*Set exercise*. Pull out every line below holding the word "JSON".

*Exercise input*.
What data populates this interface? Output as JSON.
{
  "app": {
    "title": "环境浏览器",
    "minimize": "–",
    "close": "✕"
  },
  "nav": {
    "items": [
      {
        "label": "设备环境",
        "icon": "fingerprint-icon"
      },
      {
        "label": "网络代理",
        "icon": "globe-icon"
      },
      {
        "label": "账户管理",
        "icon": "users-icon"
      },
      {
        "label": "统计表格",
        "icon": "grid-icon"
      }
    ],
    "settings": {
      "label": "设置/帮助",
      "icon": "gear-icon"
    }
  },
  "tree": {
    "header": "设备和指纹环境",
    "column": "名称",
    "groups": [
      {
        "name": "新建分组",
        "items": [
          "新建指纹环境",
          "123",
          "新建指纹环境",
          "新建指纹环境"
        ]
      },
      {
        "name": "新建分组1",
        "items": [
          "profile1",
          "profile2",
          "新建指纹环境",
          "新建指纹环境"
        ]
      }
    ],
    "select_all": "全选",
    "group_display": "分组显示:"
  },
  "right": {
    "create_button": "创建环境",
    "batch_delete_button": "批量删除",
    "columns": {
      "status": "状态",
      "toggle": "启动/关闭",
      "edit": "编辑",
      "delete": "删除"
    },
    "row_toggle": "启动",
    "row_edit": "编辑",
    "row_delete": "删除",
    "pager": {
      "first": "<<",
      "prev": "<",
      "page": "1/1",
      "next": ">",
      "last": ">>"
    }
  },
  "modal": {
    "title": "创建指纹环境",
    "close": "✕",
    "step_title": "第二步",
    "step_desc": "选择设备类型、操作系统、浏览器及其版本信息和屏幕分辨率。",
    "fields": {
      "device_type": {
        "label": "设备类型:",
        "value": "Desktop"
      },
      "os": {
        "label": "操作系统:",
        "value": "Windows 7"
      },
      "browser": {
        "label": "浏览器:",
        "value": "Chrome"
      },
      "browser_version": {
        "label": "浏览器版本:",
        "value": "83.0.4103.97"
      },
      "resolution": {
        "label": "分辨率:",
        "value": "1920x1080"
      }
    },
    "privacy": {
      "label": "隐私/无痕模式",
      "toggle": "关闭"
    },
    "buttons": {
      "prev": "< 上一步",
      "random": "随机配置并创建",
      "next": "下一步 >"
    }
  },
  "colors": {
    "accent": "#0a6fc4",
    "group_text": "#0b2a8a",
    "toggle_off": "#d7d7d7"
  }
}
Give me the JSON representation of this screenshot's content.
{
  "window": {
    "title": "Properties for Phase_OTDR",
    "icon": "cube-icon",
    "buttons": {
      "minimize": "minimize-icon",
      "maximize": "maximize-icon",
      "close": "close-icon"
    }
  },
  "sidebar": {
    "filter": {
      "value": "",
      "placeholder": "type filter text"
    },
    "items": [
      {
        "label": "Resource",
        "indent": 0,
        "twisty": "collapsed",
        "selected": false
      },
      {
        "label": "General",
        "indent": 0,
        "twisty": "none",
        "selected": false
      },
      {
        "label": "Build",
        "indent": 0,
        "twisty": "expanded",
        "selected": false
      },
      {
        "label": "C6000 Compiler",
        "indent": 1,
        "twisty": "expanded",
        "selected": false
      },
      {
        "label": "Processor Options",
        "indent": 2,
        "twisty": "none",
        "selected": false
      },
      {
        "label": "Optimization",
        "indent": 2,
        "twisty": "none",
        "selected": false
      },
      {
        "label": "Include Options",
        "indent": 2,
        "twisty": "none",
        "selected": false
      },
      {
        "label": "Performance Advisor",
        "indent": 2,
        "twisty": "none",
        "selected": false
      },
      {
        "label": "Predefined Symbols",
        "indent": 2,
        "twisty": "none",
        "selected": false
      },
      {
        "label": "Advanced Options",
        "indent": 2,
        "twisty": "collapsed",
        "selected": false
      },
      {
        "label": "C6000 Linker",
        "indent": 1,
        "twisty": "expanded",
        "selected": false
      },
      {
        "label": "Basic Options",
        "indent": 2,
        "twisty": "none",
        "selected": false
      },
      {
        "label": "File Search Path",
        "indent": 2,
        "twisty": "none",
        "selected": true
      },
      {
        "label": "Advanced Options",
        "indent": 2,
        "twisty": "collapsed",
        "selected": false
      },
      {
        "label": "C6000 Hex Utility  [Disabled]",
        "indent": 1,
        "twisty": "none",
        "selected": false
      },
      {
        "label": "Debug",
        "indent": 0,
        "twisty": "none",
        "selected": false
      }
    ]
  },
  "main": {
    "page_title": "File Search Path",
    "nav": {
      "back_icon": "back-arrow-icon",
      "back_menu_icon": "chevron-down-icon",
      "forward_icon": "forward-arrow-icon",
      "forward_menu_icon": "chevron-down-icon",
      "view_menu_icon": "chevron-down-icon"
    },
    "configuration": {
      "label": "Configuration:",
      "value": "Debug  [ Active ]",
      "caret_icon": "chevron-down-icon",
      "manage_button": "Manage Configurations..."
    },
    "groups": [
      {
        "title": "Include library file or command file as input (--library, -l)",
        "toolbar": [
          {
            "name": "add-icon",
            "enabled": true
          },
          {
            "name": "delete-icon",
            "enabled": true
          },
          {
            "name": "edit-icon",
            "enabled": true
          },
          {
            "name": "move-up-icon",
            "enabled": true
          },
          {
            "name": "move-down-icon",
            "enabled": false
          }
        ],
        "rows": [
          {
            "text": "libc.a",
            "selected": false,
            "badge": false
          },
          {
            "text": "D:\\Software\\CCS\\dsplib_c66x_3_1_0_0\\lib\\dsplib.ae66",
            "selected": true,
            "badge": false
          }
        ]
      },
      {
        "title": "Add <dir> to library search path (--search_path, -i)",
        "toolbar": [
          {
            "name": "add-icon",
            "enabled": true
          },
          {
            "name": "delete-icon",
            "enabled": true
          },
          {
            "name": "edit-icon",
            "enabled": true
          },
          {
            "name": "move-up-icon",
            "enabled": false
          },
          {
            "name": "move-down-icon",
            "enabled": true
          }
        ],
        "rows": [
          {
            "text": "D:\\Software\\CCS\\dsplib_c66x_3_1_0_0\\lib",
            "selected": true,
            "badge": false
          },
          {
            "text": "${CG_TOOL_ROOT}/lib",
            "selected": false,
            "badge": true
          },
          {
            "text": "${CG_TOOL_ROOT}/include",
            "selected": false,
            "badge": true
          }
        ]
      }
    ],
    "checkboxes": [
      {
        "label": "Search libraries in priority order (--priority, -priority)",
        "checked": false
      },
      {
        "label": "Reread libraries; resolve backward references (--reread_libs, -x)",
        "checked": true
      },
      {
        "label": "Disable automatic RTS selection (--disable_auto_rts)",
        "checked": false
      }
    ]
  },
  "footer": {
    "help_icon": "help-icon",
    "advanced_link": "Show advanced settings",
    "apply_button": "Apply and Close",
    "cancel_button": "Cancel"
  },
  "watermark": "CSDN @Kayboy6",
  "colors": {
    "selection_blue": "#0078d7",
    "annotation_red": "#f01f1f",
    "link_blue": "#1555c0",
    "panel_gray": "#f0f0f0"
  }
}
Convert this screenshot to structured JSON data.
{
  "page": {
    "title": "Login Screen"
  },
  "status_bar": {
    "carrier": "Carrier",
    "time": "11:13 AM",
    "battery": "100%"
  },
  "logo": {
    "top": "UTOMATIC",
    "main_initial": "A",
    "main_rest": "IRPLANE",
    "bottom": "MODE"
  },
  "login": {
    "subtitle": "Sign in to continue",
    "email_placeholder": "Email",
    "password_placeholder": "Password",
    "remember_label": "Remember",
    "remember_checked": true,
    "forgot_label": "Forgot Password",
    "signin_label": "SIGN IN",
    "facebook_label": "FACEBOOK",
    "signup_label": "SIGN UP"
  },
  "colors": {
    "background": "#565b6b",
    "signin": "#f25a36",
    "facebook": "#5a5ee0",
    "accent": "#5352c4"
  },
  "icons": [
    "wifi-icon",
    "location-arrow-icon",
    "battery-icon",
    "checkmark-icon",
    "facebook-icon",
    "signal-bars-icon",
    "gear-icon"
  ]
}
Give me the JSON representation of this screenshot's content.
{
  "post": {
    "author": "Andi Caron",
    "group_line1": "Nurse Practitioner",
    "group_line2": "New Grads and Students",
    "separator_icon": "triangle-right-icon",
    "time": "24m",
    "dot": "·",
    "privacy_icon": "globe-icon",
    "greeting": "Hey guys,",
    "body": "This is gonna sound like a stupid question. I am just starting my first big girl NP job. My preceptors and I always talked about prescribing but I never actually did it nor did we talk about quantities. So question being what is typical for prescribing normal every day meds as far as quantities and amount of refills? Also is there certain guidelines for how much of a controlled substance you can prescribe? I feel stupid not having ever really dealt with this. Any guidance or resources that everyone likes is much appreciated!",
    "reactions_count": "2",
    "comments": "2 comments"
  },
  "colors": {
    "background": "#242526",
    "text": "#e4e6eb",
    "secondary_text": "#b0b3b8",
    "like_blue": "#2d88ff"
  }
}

*Exercise solution*.
What data populates this interface? Output as JSON.
Give me the JSON representation of this screenshot's content.
Convert this screenshot to structured JSON data.
Give me the JSON representation of this screenshot's content.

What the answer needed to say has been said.